AIM OF THE EXERCISE: Return each line containing the string "improve".

MATERIAL SUPPLIED:
— Begin —

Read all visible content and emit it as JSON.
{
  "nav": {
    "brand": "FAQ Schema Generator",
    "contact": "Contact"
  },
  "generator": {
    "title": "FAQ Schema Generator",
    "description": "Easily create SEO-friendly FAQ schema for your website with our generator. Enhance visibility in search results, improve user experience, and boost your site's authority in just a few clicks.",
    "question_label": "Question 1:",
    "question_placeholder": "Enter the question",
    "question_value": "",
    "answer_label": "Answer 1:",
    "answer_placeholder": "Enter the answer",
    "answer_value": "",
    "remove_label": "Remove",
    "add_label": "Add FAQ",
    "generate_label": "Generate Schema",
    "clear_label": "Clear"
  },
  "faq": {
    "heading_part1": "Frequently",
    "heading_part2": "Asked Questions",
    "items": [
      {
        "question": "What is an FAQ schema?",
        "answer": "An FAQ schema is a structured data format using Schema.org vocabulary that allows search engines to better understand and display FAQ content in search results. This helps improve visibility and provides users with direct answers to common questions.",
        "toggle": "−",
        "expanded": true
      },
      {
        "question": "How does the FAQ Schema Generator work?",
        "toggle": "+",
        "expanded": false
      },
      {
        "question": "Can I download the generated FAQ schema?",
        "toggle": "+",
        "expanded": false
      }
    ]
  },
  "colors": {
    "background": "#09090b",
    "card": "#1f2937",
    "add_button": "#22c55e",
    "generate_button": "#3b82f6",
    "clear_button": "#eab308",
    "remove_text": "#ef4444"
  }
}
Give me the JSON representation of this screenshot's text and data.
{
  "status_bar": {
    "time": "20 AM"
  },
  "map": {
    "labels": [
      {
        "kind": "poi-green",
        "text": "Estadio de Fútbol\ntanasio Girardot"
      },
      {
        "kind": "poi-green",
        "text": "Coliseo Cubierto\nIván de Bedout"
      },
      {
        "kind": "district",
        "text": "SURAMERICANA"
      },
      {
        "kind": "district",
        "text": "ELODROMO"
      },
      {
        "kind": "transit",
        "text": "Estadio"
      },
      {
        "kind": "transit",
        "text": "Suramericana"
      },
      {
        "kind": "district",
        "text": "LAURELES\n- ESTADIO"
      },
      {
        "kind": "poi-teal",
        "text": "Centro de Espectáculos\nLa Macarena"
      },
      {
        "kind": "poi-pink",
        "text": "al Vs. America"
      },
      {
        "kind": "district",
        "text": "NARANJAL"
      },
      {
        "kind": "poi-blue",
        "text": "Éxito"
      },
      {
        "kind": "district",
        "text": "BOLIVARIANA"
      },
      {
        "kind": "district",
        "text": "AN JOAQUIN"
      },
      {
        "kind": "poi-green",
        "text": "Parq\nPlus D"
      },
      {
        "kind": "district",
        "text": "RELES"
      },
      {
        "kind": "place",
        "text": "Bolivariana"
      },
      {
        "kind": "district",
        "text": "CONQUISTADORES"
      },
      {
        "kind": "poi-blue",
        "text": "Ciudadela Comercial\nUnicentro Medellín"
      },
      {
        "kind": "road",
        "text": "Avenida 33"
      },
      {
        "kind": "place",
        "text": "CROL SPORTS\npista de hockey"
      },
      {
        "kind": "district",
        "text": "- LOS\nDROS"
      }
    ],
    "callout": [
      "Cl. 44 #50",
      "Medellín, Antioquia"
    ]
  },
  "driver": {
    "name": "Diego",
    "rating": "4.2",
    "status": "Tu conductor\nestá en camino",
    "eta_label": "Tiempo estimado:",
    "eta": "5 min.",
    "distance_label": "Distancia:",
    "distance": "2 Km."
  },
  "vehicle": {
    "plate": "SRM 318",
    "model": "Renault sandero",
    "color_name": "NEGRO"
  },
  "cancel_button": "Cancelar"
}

— End —

THE REPLY:
    "description": "Easily create SEO-friendly FAQ schema for your website with our generator. Enhance visibility in search results, improve user experience, and boost your site's authority in just a few clicks.",
        "answer": "An FAQ schema is a structured data format using Schema.org vocabulary that allows search engines to better understand and display FAQ content in search results. This helps improve visibility and provides users with direct answers to common questions.",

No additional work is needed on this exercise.